_Task description:_
In the listing below, locate the lines that hold "электронной" and copy them.

(Data excerpts)

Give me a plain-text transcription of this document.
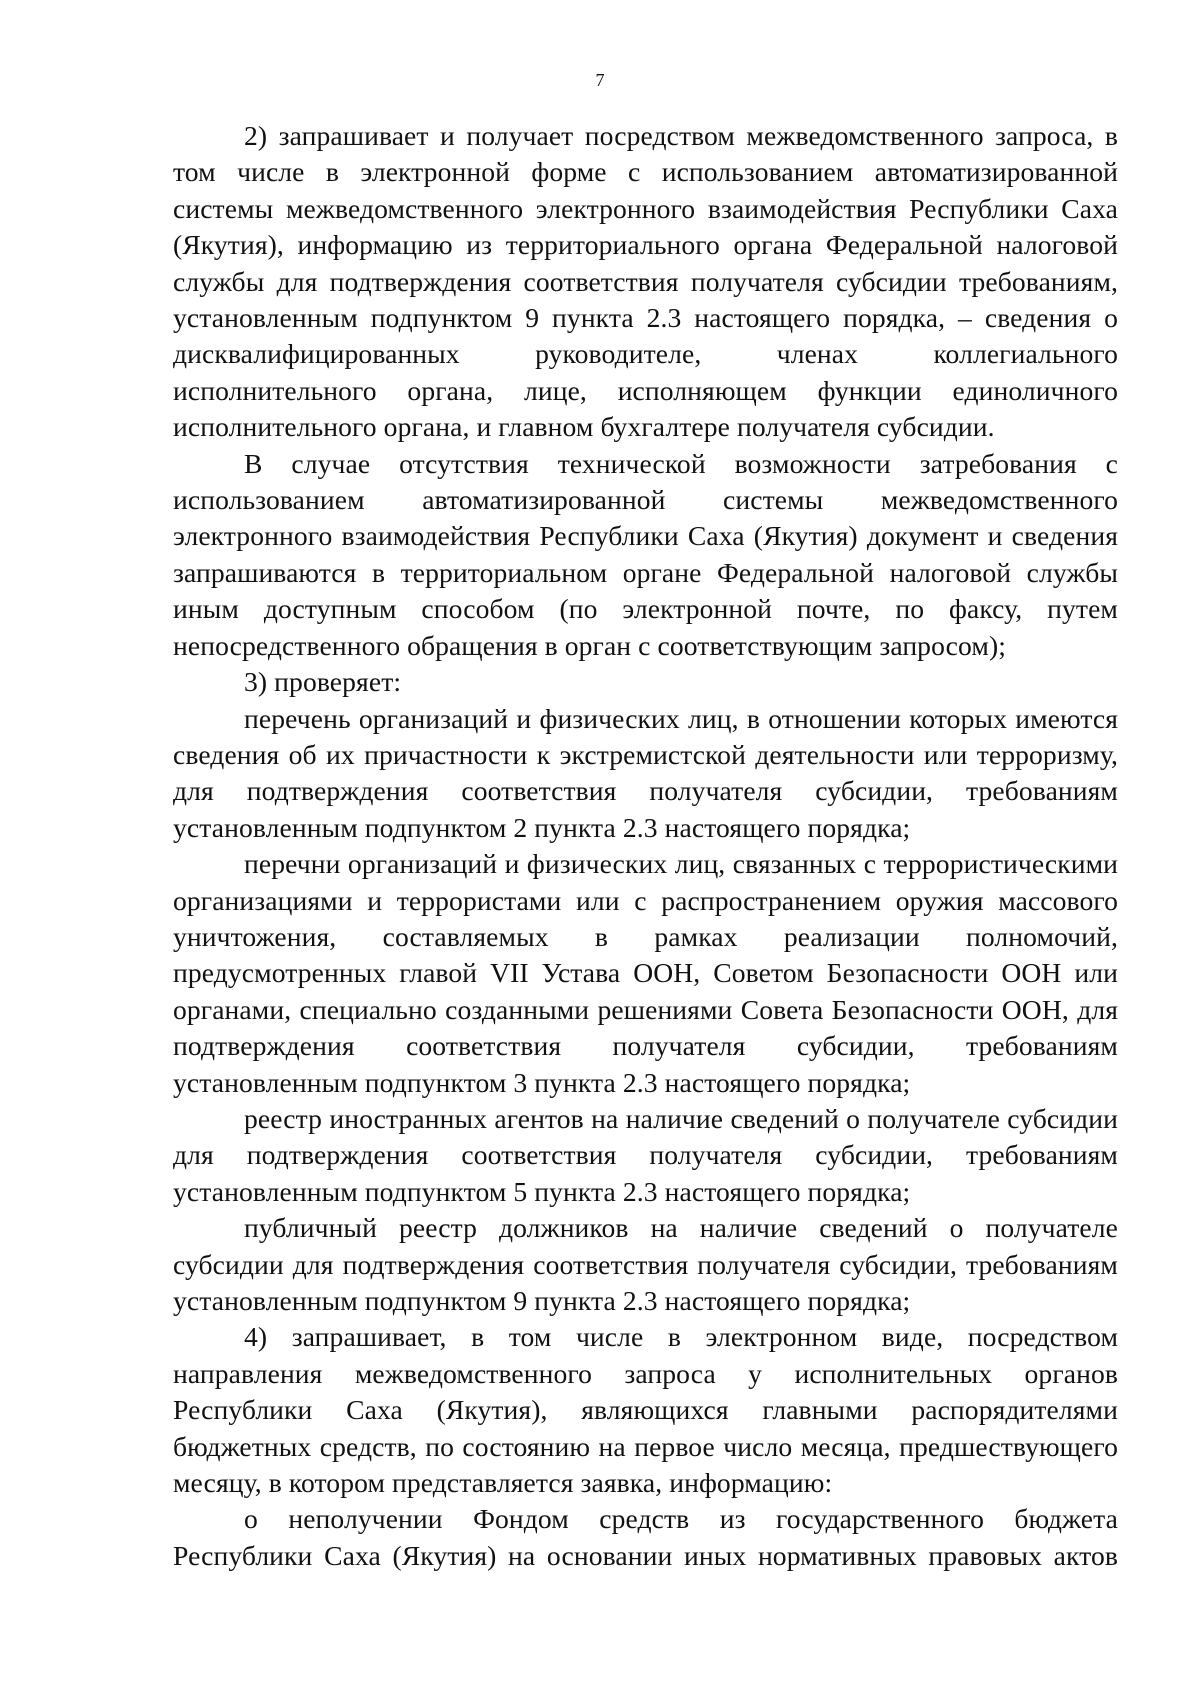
7

2) запрашивает и получает посредством межведомственного запроса, в том числе в электронной форме с использованием автоматизированной системы межведомственного электронного взаимодействия Республики Саха (Якутия), информацию из территориального органа Федеральной налоговой службы для подтверждения соответствия получателя субсидии требованиям, установленным подпунктом 9 пункта 2.3 настоящего порядка, – сведения о дисквалифицированных руководителе, членах коллегиального исполнительного органа, лице, исполняющем функции единоличного исполнительного органа, и главном бухгалтере получателя субсидии.

В случае отсутствия технической возможности затребования с использованием автоматизированной системы межведомственного электронного взаимодействия Республики Саха (Якутия) документ и сведения запрашиваются в территориальном органе Федеральной налоговой службы иным доступным способом (по электронной почте, по факсу, путем непосредственного обращения в орган с соответствующим запросом);

3) проверяет:

перечень организаций и физических лиц, в отношении которых имеются сведения об их причастности к экстремистской деятельности или терроризму, для подтверждения соответствия получателя субсидии, требованиям установленным подпунктом 2 пункта 2.3 настоящего порядка;

перечни организаций и физических лиц, связанных с террористическими организациями и террористами или с распространением оружия массового уничтожения, составляемых в рамках реализации полномочий, предусмотренных главой VII Устава ООН, Советом Безопасности ООН или органами, специально созданными решениями Совета Безопасности ООН, для подтверждения соответствия получателя субсидии, требованиям установленным подпунктом 3 пункта 2.3 настоящего порядка;

реестр иностранных агентов на наличие сведений о получателе субсидии для подтверждения соответствия получателя субсидии, требованиям установленным подпунктом 5 пункта 2.3 настоящего порядка;

публичный реестр должников на наличие сведений о получателе субсидии для подтверждения соответствия получателя субсидии, требованиям установленным подпунктом 9 пункта 2.3 настоящего порядка;

4) запрашивает, в том числе в электронном виде, посредством направления межведомственного запроса у исполнительных органов Республики Саха (Якутия), являющихся главными распорядителями бюджетных средств, по состоянию на первое число месяца, предшествующего месяцу, в котором представляется заявка, информацию:

о неполучении Фондом средств из государственного бюджета Республики Саха (Якутия) на основании иных нормативных правовых актов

_Finished task:_
2) запрашивает и получает посредством межведомственного запроса, в том числе в электронной форме с использованием автоматизированной системы межведомственного электронного взаимодействия Республики Саха (Якутия), информацию из территориального органа Федеральной налоговой службы для подтверждения соответствия получателя субсидии требованиям, установленным подпунктом 9 пункта 2.3 настоящего порядка, – сведения о дисквалифицированных руководителе, членах коллегиального исполнительного органа, лице, исполняющем функции единоличного исполнительного органа, и главном бухгалтере получателя субсидии.
В случае отсутствия технической возможности затребования с использованием автоматизированной системы межведомственного электронного взаимодействия Республики Саха (Якутия) документ и сведения запрашиваются в территориальном органе Федеральной налоговой службы иным доступным способом (по электронной почте, по факсу, путем непосредственного обращения в орган с соответствующим запросом);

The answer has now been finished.